-- START --

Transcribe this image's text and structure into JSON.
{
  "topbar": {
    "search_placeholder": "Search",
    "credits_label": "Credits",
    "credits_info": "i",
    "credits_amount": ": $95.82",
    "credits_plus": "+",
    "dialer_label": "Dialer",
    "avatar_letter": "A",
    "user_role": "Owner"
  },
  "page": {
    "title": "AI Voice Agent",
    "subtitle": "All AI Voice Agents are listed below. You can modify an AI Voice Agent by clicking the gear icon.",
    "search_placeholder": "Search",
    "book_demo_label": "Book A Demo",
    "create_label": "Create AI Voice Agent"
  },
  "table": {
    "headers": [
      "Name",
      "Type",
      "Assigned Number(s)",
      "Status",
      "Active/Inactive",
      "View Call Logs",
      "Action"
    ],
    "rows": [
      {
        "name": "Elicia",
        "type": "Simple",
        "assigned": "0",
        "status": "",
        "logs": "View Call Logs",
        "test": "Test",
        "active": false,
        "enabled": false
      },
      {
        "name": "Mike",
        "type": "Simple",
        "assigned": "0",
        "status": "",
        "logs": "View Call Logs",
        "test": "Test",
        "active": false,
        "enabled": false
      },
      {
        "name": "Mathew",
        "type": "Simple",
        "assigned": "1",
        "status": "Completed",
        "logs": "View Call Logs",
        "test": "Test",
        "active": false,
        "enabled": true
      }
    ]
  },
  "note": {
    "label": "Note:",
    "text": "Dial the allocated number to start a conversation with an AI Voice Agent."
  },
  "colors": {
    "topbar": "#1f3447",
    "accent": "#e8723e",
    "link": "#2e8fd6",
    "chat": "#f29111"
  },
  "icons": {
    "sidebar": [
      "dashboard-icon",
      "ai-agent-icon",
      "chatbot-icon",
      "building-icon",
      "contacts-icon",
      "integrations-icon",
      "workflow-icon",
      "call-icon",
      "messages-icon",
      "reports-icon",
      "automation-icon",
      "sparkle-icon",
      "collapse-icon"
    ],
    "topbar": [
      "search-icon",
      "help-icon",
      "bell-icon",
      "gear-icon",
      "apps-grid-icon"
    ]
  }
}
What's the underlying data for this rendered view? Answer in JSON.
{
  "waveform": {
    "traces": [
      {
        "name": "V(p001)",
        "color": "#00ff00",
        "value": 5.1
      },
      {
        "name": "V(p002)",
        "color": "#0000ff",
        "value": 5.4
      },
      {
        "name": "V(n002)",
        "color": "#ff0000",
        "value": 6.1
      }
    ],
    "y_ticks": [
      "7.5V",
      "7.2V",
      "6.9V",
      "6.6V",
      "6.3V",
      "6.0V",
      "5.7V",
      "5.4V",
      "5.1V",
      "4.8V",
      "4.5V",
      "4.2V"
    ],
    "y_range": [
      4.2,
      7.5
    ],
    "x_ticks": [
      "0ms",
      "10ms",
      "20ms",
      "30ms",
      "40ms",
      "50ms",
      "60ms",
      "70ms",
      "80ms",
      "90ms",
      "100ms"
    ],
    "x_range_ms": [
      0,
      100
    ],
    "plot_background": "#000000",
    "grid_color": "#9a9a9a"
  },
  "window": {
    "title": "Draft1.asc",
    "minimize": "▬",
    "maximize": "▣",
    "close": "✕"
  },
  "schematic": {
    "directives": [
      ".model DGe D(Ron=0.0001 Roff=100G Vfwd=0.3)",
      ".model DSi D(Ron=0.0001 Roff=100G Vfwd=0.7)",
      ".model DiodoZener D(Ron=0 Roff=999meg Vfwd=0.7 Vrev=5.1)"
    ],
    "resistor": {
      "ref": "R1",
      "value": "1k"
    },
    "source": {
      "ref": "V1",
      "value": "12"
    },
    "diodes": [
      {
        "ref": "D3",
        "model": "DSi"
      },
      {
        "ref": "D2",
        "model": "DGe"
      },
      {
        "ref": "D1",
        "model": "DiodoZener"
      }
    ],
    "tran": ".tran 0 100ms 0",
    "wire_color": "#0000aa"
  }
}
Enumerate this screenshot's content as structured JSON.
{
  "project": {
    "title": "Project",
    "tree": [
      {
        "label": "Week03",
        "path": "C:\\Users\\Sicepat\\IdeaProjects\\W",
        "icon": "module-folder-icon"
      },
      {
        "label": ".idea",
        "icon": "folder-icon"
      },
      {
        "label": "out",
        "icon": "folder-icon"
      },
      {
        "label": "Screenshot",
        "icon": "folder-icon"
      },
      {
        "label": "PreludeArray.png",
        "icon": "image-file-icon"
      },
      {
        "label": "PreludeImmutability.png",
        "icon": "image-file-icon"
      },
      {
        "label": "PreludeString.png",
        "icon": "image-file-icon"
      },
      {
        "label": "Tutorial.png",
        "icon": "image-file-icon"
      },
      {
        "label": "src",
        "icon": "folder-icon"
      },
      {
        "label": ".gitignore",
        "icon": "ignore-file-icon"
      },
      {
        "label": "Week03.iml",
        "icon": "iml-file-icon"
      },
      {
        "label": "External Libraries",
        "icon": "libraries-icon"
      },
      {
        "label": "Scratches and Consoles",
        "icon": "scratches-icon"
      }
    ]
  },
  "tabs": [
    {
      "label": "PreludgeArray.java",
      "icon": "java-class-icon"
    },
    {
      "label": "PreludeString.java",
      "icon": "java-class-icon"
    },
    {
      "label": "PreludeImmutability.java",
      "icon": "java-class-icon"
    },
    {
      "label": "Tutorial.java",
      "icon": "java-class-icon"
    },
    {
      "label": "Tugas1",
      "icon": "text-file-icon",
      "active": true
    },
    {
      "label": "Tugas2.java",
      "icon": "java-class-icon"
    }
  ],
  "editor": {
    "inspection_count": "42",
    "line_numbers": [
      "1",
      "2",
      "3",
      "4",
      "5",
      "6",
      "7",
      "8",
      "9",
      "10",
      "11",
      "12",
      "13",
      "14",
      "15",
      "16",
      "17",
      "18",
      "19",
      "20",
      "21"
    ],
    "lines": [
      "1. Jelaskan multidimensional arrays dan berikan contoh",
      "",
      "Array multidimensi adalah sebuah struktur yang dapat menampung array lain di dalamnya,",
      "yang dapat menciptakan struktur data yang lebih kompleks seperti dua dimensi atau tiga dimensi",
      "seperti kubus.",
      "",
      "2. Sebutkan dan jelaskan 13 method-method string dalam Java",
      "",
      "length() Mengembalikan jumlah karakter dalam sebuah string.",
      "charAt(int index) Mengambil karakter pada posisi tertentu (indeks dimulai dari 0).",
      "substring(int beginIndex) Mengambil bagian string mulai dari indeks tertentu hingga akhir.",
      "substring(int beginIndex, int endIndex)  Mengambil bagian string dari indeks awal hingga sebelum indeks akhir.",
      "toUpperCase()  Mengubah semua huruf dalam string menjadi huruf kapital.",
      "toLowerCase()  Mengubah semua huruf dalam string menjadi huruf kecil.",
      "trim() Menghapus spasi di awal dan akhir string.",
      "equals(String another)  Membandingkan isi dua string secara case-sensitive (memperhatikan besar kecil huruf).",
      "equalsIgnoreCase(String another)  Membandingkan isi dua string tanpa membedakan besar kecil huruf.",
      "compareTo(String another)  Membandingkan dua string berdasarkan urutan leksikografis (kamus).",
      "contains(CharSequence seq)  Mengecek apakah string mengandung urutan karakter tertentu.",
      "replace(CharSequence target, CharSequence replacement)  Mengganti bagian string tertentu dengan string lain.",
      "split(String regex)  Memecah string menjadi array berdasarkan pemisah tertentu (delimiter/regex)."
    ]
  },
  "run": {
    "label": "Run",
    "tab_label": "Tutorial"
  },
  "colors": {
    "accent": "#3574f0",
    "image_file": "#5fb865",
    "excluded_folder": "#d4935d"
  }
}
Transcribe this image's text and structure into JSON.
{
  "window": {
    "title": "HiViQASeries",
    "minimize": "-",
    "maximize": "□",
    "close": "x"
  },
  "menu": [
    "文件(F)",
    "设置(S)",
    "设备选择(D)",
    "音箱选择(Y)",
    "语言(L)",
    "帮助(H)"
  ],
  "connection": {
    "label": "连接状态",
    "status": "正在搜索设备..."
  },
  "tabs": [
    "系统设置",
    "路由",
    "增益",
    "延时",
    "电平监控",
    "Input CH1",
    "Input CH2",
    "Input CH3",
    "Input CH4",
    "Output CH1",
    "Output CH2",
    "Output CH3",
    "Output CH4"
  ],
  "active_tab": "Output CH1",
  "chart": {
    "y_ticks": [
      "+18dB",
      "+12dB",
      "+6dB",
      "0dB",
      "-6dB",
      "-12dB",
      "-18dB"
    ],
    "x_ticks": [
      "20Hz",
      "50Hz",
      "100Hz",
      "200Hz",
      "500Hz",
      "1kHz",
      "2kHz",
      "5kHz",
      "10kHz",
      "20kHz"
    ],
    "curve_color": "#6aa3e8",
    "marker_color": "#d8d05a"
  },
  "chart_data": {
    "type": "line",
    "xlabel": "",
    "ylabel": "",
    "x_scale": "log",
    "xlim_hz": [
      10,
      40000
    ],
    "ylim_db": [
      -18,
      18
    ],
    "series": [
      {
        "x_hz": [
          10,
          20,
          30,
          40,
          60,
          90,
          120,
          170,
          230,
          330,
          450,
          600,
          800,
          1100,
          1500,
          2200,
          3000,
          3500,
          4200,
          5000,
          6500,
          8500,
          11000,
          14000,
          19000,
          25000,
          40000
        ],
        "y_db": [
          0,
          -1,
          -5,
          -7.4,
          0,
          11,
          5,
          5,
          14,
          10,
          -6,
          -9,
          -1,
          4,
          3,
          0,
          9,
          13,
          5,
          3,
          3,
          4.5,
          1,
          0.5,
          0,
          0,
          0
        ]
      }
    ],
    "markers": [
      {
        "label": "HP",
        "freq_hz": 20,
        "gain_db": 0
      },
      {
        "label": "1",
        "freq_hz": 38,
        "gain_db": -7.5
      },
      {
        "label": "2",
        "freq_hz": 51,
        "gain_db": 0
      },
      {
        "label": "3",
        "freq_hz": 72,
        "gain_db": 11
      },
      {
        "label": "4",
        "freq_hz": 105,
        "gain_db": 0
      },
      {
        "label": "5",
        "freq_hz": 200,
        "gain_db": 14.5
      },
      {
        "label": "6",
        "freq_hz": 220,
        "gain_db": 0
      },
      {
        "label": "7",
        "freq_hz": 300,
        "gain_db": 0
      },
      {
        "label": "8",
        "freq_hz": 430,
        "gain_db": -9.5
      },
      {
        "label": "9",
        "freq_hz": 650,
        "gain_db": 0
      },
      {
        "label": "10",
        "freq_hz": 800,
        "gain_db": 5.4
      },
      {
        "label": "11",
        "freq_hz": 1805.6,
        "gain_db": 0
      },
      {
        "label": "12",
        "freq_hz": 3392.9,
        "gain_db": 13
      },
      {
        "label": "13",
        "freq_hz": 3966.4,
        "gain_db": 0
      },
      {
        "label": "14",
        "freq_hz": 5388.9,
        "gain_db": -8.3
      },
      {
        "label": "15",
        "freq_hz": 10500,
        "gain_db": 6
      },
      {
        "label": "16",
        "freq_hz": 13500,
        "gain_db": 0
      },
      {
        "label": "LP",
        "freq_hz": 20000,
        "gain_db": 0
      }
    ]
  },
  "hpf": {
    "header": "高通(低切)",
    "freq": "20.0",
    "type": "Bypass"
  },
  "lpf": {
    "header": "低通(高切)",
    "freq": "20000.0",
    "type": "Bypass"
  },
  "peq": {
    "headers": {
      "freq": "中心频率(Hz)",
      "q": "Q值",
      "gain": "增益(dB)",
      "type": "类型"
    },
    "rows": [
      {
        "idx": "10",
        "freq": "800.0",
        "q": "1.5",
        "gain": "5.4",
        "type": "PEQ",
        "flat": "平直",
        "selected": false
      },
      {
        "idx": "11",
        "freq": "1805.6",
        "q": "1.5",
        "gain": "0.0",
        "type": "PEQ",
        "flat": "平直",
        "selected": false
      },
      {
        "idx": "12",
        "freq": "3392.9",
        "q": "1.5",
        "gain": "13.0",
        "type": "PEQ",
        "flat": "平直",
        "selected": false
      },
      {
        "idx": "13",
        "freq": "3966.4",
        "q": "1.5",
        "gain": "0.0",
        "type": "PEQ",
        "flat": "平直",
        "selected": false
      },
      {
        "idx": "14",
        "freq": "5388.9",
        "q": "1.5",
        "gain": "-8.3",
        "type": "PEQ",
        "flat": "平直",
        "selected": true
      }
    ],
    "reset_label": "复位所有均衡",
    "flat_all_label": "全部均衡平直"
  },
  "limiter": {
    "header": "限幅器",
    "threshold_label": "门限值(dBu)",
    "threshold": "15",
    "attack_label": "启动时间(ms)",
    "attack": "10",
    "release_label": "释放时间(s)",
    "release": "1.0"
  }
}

-- END --

▶ _WHAT TO DO_:
Say the number of lines in the listing that hold "Roff", with no added words.

▶ _WRITTEN SOLUTION_:
3